▶ SUPPLIED INFORMATION:
/---

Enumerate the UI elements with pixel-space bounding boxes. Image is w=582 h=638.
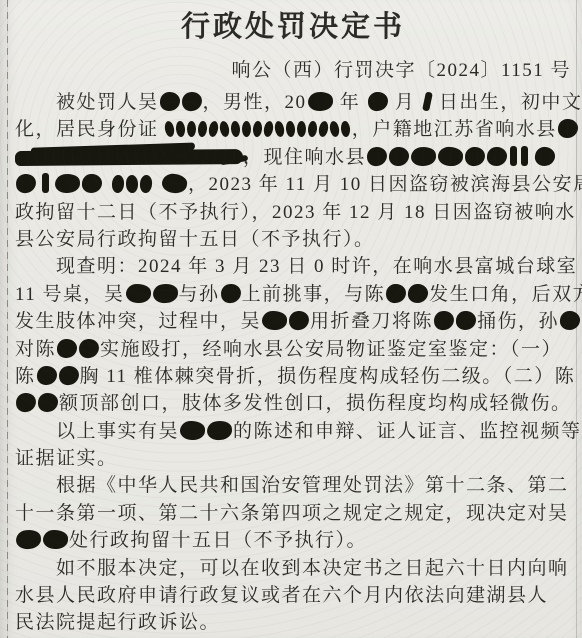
redaction-mark	[180, 420, 205, 439]
text-segment: ，户籍地江苏省响水县	[352, 119, 557, 140]
redaction-dot	[297, 121, 306, 137]
text-line: 对陈实施殴打，经响水县公安局物证鉴定室鉴定：（一）	[15, 336, 571, 363]
text-line: ，现住响水县	[15, 144, 571, 171]
text-segment: 陈	[15, 366, 36, 387]
text-line: 政拘留十二日（不予执行），2023 年 12 月 18 日因盗窃被响水	[15, 199, 571, 226]
redaction-dot	[207, 121, 219, 138]
text-line: 以上事实有吴的陈述和申辩、证人证言、监控视频等	[15, 418, 571, 445]
redaction-mark	[465, 146, 486, 166]
redaction-mark	[389, 146, 410, 166]
text-segment: 发生肢体冲突，过程中，吴	[15, 311, 261, 332]
text-line: 处行政拘留十五日（不予执行）。	[15, 527, 571, 554]
text-segment: 以上事实有吴	[56, 421, 179, 442]
redaction-mark	[161, 173, 188, 195]
redaction-mark	[42, 173, 49, 193]
redaction-mark	[82, 174, 103, 194]
text-segment: 上前挑事，与陈	[242, 284, 386, 305]
text-line: 县公安局行政拘留十五日（不予执行）。	[15, 226, 571, 253]
redaction-mark	[486, 146, 507, 166]
text-segment: 根据《中华人民共和国治安管理处罚法》第十二条、第二	[56, 475, 569, 496]
redaction-mark	[366, 146, 388, 167]
redaction-mark	[433, 310, 454, 330]
redaction-dot	[218, 121, 230, 138]
redaction-mark	[206, 420, 233, 441]
redaction-mark	[78, 338, 100, 359]
text-segment: 县公安局行政拘留十五日（不予执行）。	[15, 229, 375, 250]
redaction-mark	[307, 91, 333, 112]
text-segment: 年	[334, 92, 367, 113]
redaction-mark	[126, 175, 139, 193]
redaction-dot	[340, 121, 350, 138]
redaction-dot	[262, 121, 274, 138]
redaction-mark	[15, 173, 37, 194]
text-line: 如不服本决定，可以在收到本决定书之日起六十日内向响	[15, 555, 571, 582]
redaction-mark	[557, 119, 578, 139]
redaction-mark	[534, 146, 556, 167]
redaction-mark	[111, 175, 124, 194]
text-segment: 与孙	[179, 284, 220, 305]
redaction-mark	[521, 146, 528, 166]
redaction-mark	[36, 366, 56, 385]
text-line: 发生肢体冲突，过程中，吴用折叠刀将陈捅伤，孙	[15, 308, 571, 335]
redaction-dot	[307, 121, 317, 138]
redaction-mark	[367, 91, 388, 111]
text-segment: 处行政拘留十五日（不予执行）。	[69, 530, 367, 551]
text-line: 额顶部创口，肢体多发性创口，损伤程度均构成轻微伤。	[15, 390, 571, 417]
text-line: 证据证实。	[15, 445, 571, 472]
redaction-mark	[152, 283, 179, 304]
redaction-dot	[187, 121, 196, 137]
text-line: 民法院提起行政诉讼。	[15, 609, 571, 636]
text-segment: 证据证实。	[15, 448, 118, 469]
redaction-mark	[58, 365, 80, 386]
document-body: 被处罚人吴，男性，20 年 月 日出生，初中文化，居民身份证 ，户籍地江苏省响水…	[15, 89, 571, 637]
redaction-mark	[54, 173, 80, 194]
text-line: ，2023 年 11 月 10 日因盗窃被滨海县公安局行	[15, 171, 571, 198]
redaction-dot	[317, 121, 329, 138]
redaction-mark	[456, 311, 477, 331]
text-segment: 捅伤，孙	[477, 311, 559, 332]
redaction-mark	[559, 310, 580, 330]
text-segment: 发生口角，后双方	[429, 284, 582, 305]
text-line: 水县人民政府申请行政复议或者在六个月内依法向建湖县人	[15, 582, 571, 609]
document-number: 响公（西）行罚决字〔2024〕1151 号	[15, 59, 571, 83]
text-segment: 日出生，初中文	[433, 92, 582, 113]
redaction-mark	[57, 338, 77, 357]
redaction-mark	[422, 91, 433, 111]
redaction-mark	[407, 283, 428, 303]
redaction-mark	[15, 529, 42, 551]
text-segment: ，2023 年 11 月 10 日因盗窃被滨海县公安局行	[188, 174, 582, 195]
document-content: 行政处罚决定书 响公（西）行罚决字〔2024〕1151 号 被处罚人吴，男性，2…	[15, 5, 571, 637]
text-segment: 十一条第一项、第二十六条第四项之规定之规定，现决定对吴	[15, 503, 569, 524]
text-line: 根据《中华人民共和国治安管理处罚法》第十二条、第二	[15, 472, 571, 499]
scan-edge-left	[7, 0, 8, 638]
redaction-mark	[159, 92, 179, 111]
text-segment: 实施殴打，经响水县公安局物证鉴定室鉴定：（一）	[100, 339, 562, 360]
text-segment: 用折叠刀将陈	[310, 311, 433, 332]
redaction-dot	[252, 121, 262, 138]
text-segment: 额顶部创口，肢体多发性创口，损伤程度均构成轻微伤。	[59, 393, 572, 414]
redaction-mark	[288, 310, 310, 331]
redaction-mark	[510, 146, 517, 166]
document-page: 行政处罚决定书 响公（西）行罚决字〔2024〕1151 号 被处罚人吴，男性，2…	[0, 0, 582, 638]
text-segment: 的陈述和申辩、证人证言、监控视频等	[233, 421, 582, 442]
text-line: 十一条第一项、第二十六条第四项之规定之规定，现决定对吴	[15, 500, 571, 527]
text-segment: 11 号桌，吴	[15, 284, 125, 305]
redaction-mark	[15, 149, 243, 166]
redaction-dot	[197, 121, 207, 138]
redaction-mark	[220, 283, 241, 303]
text-segment: 对陈	[15, 339, 56, 360]
text-line: 11 号桌，吴与孙上前挑事，与陈发生口角，后双方	[15, 281, 571, 308]
redaction-mark	[38, 393, 58, 412]
text-segment: 政拘留十二日（不予执行），2023 年 12 月 18 日因盗窃被响水	[15, 202, 576, 223]
redaction-mark	[410, 146, 436, 167]
text-segment: 胸 11 椎体棘突骨折，损伤程度构成轻伤二级。（二）陈	[80, 366, 576, 387]
redaction-mark	[181, 91, 203, 112]
redaction-dot	[285, 121, 295, 138]
redaction-mark	[386, 283, 407, 303]
text-segment: 化，居民身份证	[15, 119, 165, 140]
redaction-mark	[15, 392, 37, 413]
redaction-mark	[43, 530, 68, 549]
text-line: 现查明：2024 年 3 月 23 日 0 时许，在响水县富城台球室	[15, 253, 571, 280]
text-segment: ，现住响水县	[243, 147, 366, 168]
text-segment: 水县人民政府申请行政复议或者在六个月内依法向建湖县人	[15, 585, 548, 606]
redaction-mark	[139, 175, 153, 194]
redaction-id-dots	[165, 116, 352, 143]
redaction-dot	[175, 121, 185, 138]
text-segment: 被处罚人吴	[56, 92, 159, 113]
text-segment: 如不服本决定，可以在收到本决定书之日起六十日内向响	[56, 558, 569, 579]
text-line: 陈胸 11 椎体棘突骨折，损伤程度构成轻伤二级。（二）陈	[15, 363, 571, 390]
redaction-mark	[125, 284, 150, 303]
redaction-dot	[242, 121, 251, 137]
redaction-mark	[438, 146, 464, 166]
redaction-dot	[328, 121, 340, 138]
redaction-dot	[230, 121, 240, 138]
redaction-dot	[163, 121, 175, 138]
text-segment: 现查明：2024 年 3 月 23 日 0 时许，在响水县富城台球室	[56, 256, 577, 277]
document-title: 行政处罚决定书	[15, 7, 571, 47]
text-segment: 月	[389, 92, 422, 113]
text-line: 化，居民身份证 ，户籍地江苏省响水县	[15, 116, 571, 143]
text-segment: 民法院提起行政诉讼。	[15, 612, 220, 633]
text-segment: ，男性，20	[203, 92, 307, 113]
redaction-mark	[262, 311, 287, 330]
redaction-dot	[273, 121, 285, 138]
text-line: 被处罚人吴，男性，20 年 月 日出生，初中文	[15, 89, 571, 116]
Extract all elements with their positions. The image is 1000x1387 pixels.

\---

▶ TASK DETAILS: Copy verbatim the lines from the one with "420, 205, 439]" through the one with "229, 375, 250]", including both of those lines.

▶ FINISHED TASK:
redaction-mark	[180, 420, 205, 439]
text-segment: ，户籍地江苏省响水县	[352, 119, 557, 140]
redaction-dot	[297, 121, 306, 137]
text-line: 对陈实施殴打，经响水县公安局物证鉴定室鉴定：（一）	[15, 336, 571, 363]
text-line: ，现住响水县	[15, 144, 571, 171]
text-segment: 陈	[15, 366, 36, 387]
text-line: 政拘留十二日（不予执行），2023 年 12 月 18 日因盗窃被响水	[15, 199, 571, 226]
redaction-dot	[207, 121, 219, 138]
text-line: 以上事实有吴的陈述和申辩、证人证言、监控视频等	[15, 418, 571, 445]
redaction-mark	[465, 146, 486, 166]
redaction-mark	[389, 146, 410, 166]
text-segment: 发生肢体冲突，过程中，吴	[15, 311, 261, 332]
text-line: 处行政拘留十五日（不予执行）。	[15, 527, 571, 554]
text-segment: 以上事实有吴	[56, 421, 179, 442]
redaction-mark	[161, 173, 188, 195]
redaction-mark	[42, 173, 49, 193]
redaction-mark	[82, 174, 103, 194]
text-segment: 上前挑事，与陈	[242, 284, 386, 305]
text-line: 县公安局行政拘留十五日（不予执行）。	[15, 226, 571, 253]
redaction-mark	[486, 146, 507, 166]
text-segment: 根据《中华人民共和国治安管理处罚法》第十二条、第二	[56, 475, 569, 496]
redaction-mark	[366, 146, 388, 167]
redaction-mark	[433, 310, 454, 330]
redaction-dot	[218, 121, 230, 138]
redaction-mark	[206, 420, 233, 441]
redaction-mark	[78, 338, 100, 359]
text-segment: 县公安局行政拘留十五日（不予执行）。	[15, 229, 375, 250]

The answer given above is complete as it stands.